Task to carry out:
Nothing but the lines from the one containing "Extract all readable text from this page." through the last line of the records below should be copied, exactly and without pictures.

§

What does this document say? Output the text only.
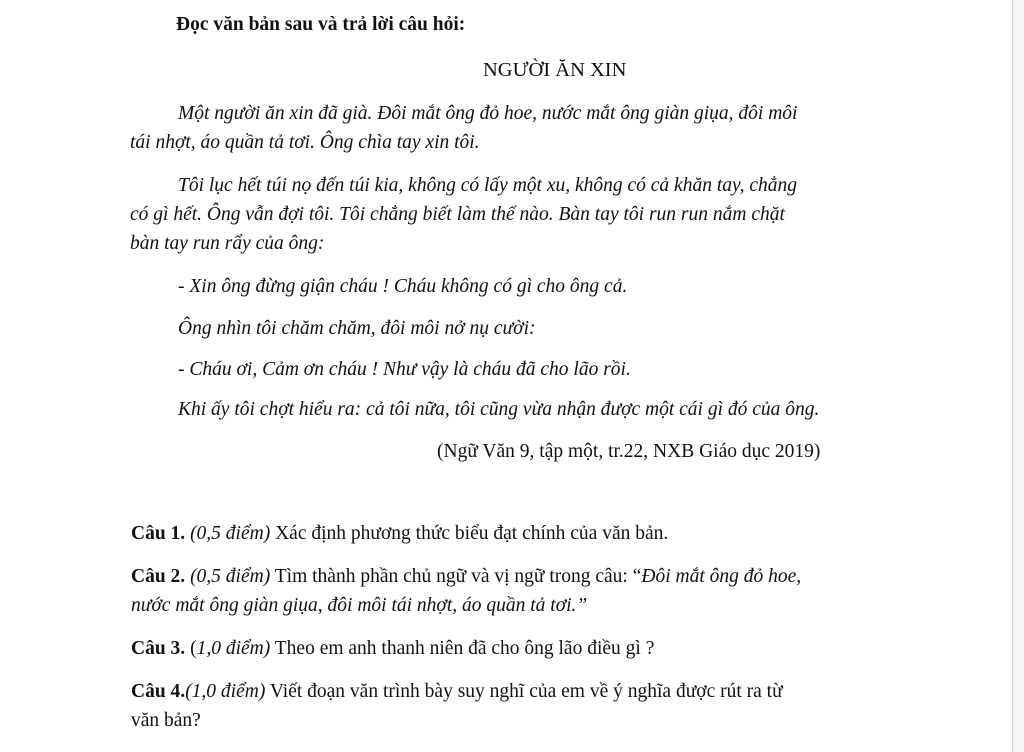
Đọc văn bản sau và trả lời câu hỏi:
NGƯỜI ĂN XIN
Một người ăn xin đã già. Đôi mắt ông đỏ hoe, nước mắt ông giàn giụa, đôi môi
tái nhợt, áo quần tả tơi. Ông chìa tay xin tôi.
Tôi lục hết túi nọ đến túi kia, không có lấy một xu, không có cả khăn tay, chẳng
có gì hết. Ông vẫn đợi tôi. Tôi chẳng biết làm thế nào. Bàn tay tôi run run nắm chặt
bàn tay run rẩy của ông:
- Xin ông đừng giận cháu ! Cháu không có gì cho ông cả.
Ông nhìn tôi chăm chăm, đôi môi nở nụ cười:
- Cháu ơi, Cảm ơn cháu ! Như vậy là cháu đã cho lão rồi.
Khi ấy tôi chợt hiểu ra: cả tôi nữa, tôi cũng vừa nhận được một cái gì đó của ông.
(Ngữ Văn 9, tập một, tr.22, NXB Giáo dục 2019)
Câu 1. (0,5 điểm) Xác định phương thức biểu đạt chính của văn bản.
Câu 2. (0,5 điểm) Tìm thành phần chủ ngữ và vị ngữ trong câu: “Đôi mắt ông đỏ hoe,
nước mắt ông giàn giụa, đôi môi tái nhợt, áo quần tả tơi.”
Câu 3. (1,0 điểm) Theo em anh thanh niên đã cho ông lão điều gì ?
Câu 4.(1,0 điểm) Viết đoạn văn trình bày suy nghĩ của em về ý nghĩa được rút ra từ
văn bản?
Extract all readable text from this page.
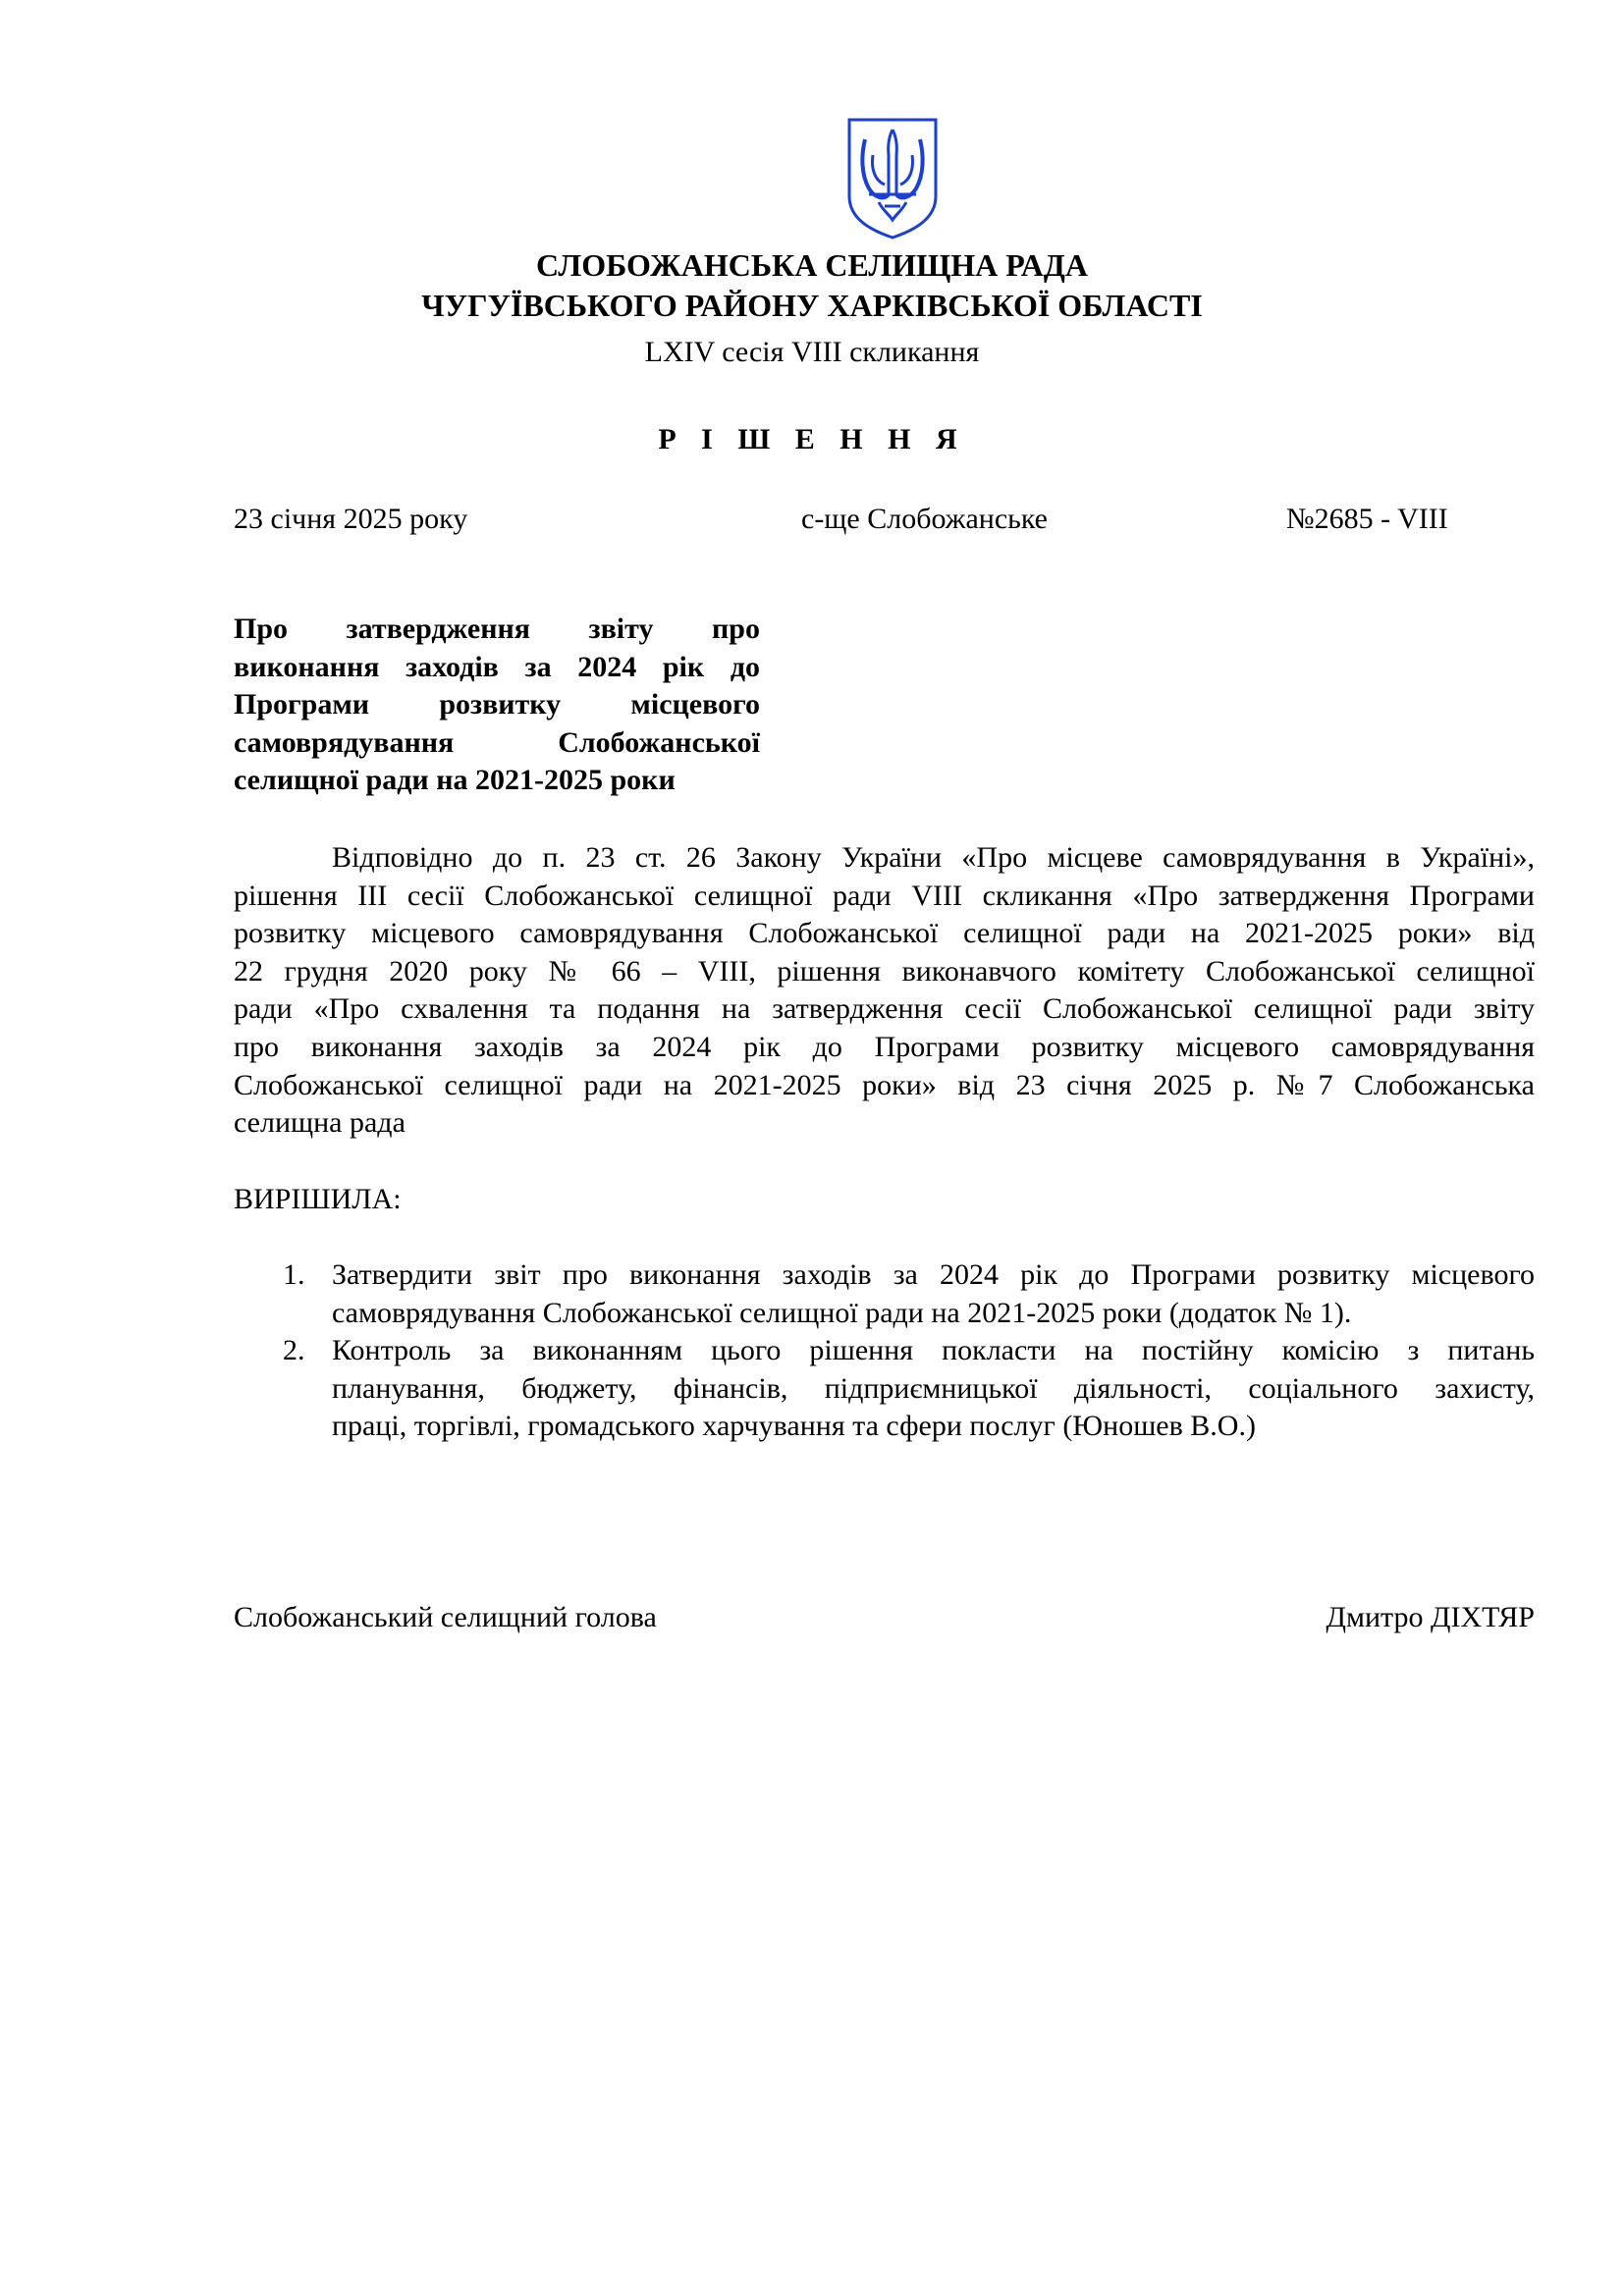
СЛОБОЖАНСЬКА СЕЛИЩНА РАДА
ЧУГУЇВСЬКОГО РАЙОНУ ХАРКІВСЬКОЇ ОБЛАСТІ
LXIV сесія VIII скликання
Р І Ш Е Н Н Я
23 січня 2025 року	с-ще Слобожанське	№2685 - VIII
Про затвердження звіту про
виконання заходів за 2024 рік до
Програми розвитку місцевого
самоврядування Слобожанської
селищної ради на 2021-2025 роки
Відповідно до п. 23 ст. 26 Закону України «Про місцеве самоврядування в Україні»,
рішення ІІІ сесії Слобожанської селищної ради VIII скликання «Про затвердження Програми
розвитку місцевого самоврядування Слобожанської селищної ради на 2021-2025 роки» від
22 грудня 2020 року № 66 – VIII, рішення виконавчого комітету Слобожанської селищної
ради «Про схвалення та подання на затвердження сесії Слобожанської селищної ради звіту
про виконання заходів за 2024 рік до Програми розвитку місцевого самоврядування
Слобожанської селищної ради на 2021-2025 роки» від 23 січня 2025 р. №7 Слобожанська
селищна рада
ВИРІШИЛА:
1. Затвердити звіт про виконання заходів за 2024 рік до Програми розвитку місцевого
самоврядування Слобожанської селищної ради на 2021-2025 роки (додаток № 1).
2. Контроль за виконанням цього рішення покласти на постійну комісію з питань
планування, бюджету, фінансів, підприємницької діяльності, соціального захисту,
праці, торгівлі, громадського харчування та сфери послуг (Юношев В.О.)
Слобожанський селищний голова	Дмитро ДІХТЯР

§

Task answer:
Extract all readable text from this page.
СЛОБОЖАНСЬКА СЕЛИЩНА РАДА
ЧУГУЇВСЬКОГО РАЙОНУ ХАРКІВСЬКОЇ ОБЛАСТІ
LXIV сесія VIII скликання
Р І Ш Е Н Н Я
23 січня 2025 року	с-ще Слобожанське	№2685 - VIII
Про затвердження звіту про
виконання заходів за 2024 рік до
Програми розвитку місцевого
самоврядування Слобожанської
селищної ради на 2021-2025 роки
Відповідно до п. 23 ст. 26 Закону України «Про місцеве самоврядування в Україні»,
рішення ІІІ сесії Слобожанської селищної ради VIII скликання «Про затвердження Програми
розвитку місцевого самоврядування Слобожанської селищної ради на 2021-2025 роки» від
22 грудня 2020 року № 66 – VIII, рішення виконавчого комітету Слобожанської селищної
ради «Про схвалення та подання на затвердження сесії Слобожанської селищної ради звіту
про виконання заходів за 2024 рік до Програми розвитку місцевого самоврядування
Слобожанської селищної ради на 2021-2025 роки» від 23 січня 2025 р. №7 Слобожанська
селищна рада
ВИРІШИЛА:
1. Затвердити звіт про виконання заходів за 2024 рік до Програми розвитку місцевого
самоврядування Слобожанської селищної ради на 2021-2025 роки (додаток № 1).
2. Контроль за виконанням цього рішення покласти на постійну комісію з питань
планування, бюджету, фінансів, підприємницької діяльності, соціального захисту,
праці, торгівлі, громадського харчування та сфери послуг (Юношев В.О.)
Слобожанський селищний голова	Дмитро ДІХТЯР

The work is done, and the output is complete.